Required task
The listing below should be written out exactly; please include all of it.

The input

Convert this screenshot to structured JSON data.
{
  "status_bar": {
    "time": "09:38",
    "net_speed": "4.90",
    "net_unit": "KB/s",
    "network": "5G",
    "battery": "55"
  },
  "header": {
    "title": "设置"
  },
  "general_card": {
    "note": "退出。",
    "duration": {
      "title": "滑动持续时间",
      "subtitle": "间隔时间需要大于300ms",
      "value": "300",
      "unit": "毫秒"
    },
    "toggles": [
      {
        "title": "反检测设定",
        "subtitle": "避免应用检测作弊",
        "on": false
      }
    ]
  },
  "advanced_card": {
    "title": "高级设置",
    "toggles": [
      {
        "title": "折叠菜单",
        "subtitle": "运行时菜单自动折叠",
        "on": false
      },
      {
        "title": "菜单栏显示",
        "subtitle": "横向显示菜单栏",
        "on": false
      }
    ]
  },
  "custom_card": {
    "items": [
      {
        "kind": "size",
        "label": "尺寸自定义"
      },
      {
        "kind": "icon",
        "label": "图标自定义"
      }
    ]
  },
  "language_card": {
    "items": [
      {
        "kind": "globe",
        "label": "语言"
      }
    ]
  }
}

Exercise response
Convert this screenshot to structured JSON data.
{
  "status_bar": {
    "time": "09:38",
    "net_speed": "4.90",
    "net_unit": "KB/s",
    "network": "5G",
    "battery": "55"
  },
  "header": {
    "title": "设置"
  },
  "general_card": {
    "note": "退出。",
    "duration": {
      "title": "滑动持续时间",
      "subtitle": "间隔时间需要大于300ms",
      "value": "300",
      "unit": "毫秒"
    },
    "toggles": [
      {
        "title": "反检测设定",
        "subtitle": "避免应用检测作弊",
        "on": false
      }
    ]
  },
  "advanced_card": {
    "title": "高级设置",
    "toggles": [
      {
        "title": "折叠菜单",
        "subtitle": "运行时菜单自动折叠",
        "on": false
      },
      {
        "title": "菜单栏显示",
        "subtitle": "横向显示菜单栏",
        "on": false
      }
    ]
  },
  "custom_card": {
    "items": [
      {
        "kind": "size",
        "label": "尺寸自定义"
      },
      {
        "kind": "icon",
        "label": "图标自定义"
      }
    ]
  },
  "language_card": {
    "items": [
      {
        "kind": "globe",
        "label": "语言"
      }
    ]
  }
}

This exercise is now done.